▶ PROBLEM TO SOLVE
Identify each line holding the string "into" and copy it.

-------- DATA TO PROCESS --------

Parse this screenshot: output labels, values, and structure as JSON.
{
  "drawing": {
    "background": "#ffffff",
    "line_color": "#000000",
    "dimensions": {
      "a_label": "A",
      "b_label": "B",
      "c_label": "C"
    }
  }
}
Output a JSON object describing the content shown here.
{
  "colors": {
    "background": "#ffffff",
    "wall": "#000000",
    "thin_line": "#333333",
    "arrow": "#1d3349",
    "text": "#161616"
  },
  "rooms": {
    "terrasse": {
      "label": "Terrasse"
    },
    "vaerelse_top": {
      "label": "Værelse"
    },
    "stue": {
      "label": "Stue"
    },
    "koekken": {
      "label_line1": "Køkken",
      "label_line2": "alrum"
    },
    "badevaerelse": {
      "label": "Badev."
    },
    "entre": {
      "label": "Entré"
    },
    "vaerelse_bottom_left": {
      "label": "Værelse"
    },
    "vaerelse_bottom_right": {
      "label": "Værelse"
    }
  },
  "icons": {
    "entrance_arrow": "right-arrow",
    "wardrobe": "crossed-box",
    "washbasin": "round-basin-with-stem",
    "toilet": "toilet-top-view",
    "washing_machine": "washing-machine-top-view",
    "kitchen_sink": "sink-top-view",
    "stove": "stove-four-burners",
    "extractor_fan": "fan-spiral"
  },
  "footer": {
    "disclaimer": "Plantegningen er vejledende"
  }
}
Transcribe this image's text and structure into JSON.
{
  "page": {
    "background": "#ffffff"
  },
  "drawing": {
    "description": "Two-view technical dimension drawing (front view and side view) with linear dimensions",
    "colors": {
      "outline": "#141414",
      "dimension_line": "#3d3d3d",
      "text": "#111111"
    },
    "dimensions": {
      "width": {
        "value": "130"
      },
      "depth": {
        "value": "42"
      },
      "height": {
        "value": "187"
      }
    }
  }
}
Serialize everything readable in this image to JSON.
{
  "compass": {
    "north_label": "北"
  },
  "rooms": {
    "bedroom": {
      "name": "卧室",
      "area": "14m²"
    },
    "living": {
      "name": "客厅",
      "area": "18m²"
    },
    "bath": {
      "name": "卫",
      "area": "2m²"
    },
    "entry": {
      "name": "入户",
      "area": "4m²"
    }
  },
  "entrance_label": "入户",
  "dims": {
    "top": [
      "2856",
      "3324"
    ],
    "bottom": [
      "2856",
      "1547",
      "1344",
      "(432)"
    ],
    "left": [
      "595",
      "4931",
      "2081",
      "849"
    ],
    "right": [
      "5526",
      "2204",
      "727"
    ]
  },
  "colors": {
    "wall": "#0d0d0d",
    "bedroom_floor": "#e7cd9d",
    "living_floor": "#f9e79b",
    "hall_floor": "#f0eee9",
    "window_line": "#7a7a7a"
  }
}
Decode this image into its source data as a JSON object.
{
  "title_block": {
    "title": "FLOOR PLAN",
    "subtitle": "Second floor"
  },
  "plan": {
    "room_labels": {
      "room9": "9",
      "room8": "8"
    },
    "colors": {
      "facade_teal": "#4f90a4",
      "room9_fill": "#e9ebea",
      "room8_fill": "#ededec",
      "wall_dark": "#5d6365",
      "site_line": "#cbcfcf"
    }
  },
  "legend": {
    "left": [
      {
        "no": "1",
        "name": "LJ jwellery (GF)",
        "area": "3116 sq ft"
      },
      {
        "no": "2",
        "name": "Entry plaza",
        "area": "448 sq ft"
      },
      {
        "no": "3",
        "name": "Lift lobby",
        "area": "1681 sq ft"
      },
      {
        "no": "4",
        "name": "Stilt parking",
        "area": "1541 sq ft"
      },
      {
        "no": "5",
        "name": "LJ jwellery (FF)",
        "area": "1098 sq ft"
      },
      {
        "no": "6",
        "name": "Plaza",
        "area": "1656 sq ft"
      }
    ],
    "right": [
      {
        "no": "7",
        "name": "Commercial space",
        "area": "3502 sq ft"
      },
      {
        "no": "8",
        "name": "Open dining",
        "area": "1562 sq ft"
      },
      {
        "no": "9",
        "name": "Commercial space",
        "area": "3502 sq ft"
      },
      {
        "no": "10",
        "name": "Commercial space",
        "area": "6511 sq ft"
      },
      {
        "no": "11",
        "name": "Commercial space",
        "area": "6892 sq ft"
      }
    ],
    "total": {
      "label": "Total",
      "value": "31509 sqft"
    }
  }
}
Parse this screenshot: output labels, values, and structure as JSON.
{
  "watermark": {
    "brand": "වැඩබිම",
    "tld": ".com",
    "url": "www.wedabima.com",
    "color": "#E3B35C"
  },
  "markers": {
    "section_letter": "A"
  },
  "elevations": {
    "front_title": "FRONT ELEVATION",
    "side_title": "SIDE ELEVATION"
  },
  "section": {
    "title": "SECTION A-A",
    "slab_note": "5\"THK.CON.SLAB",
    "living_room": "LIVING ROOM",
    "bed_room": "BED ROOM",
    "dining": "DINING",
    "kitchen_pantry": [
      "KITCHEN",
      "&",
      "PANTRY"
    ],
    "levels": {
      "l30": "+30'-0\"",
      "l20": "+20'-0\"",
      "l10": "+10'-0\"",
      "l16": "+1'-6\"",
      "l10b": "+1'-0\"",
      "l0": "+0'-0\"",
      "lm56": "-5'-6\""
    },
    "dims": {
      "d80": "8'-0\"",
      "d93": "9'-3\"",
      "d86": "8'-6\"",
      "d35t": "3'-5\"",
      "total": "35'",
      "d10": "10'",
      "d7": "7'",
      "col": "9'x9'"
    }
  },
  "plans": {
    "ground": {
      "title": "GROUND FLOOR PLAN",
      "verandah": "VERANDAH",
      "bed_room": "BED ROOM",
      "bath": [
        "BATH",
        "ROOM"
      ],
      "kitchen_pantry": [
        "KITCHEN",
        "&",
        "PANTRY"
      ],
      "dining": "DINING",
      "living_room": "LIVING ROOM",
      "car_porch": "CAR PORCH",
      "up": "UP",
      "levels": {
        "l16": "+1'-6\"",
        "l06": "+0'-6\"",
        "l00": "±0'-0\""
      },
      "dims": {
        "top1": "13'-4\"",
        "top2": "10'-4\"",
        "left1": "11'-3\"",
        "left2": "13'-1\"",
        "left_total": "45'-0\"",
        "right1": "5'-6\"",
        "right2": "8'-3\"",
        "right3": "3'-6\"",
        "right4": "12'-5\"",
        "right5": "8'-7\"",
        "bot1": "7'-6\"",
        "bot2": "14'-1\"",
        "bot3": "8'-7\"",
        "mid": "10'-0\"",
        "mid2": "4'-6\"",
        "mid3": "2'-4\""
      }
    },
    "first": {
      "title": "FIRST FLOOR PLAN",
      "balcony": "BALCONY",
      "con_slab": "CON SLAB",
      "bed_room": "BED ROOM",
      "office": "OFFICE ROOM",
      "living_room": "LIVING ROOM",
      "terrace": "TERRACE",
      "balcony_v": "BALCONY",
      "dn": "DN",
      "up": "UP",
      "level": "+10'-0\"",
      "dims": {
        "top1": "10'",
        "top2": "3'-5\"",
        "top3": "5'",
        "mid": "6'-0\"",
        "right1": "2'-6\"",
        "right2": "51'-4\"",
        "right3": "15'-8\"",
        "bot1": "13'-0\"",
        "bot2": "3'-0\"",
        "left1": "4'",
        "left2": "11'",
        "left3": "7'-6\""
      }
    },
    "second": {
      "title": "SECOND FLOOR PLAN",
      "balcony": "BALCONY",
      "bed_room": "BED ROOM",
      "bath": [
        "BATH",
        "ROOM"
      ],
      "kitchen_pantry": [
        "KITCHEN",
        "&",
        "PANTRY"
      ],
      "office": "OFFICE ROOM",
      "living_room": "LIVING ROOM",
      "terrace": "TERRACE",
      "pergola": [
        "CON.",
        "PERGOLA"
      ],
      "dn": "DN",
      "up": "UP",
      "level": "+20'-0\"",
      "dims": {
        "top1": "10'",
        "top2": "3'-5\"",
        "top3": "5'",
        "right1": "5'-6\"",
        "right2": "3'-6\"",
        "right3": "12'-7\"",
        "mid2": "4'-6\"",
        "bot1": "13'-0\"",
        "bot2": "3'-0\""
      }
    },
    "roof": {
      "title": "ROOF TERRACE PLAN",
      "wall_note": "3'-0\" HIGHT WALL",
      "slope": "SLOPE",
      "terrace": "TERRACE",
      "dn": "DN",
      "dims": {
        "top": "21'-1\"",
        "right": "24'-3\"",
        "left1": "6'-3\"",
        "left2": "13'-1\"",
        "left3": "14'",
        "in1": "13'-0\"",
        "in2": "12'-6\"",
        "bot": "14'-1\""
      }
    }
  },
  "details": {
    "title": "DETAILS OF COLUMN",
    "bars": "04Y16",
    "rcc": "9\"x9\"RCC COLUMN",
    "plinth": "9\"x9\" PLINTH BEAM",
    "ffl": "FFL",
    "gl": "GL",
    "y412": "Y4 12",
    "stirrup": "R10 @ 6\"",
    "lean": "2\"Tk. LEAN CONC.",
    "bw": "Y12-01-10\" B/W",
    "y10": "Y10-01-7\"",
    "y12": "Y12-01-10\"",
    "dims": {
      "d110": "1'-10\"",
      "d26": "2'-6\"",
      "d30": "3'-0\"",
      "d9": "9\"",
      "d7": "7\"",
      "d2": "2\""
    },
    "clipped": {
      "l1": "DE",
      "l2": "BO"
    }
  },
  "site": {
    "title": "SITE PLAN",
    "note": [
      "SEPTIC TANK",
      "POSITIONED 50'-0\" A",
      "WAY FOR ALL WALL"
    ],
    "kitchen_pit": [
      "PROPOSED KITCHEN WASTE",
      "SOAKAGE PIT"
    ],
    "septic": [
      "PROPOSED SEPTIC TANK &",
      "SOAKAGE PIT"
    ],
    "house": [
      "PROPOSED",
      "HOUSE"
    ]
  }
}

--------

▶ REPLY TO THE TASK
Transcribe this image's text and structure into JSON.
Decode this image into its source data as a JSON object.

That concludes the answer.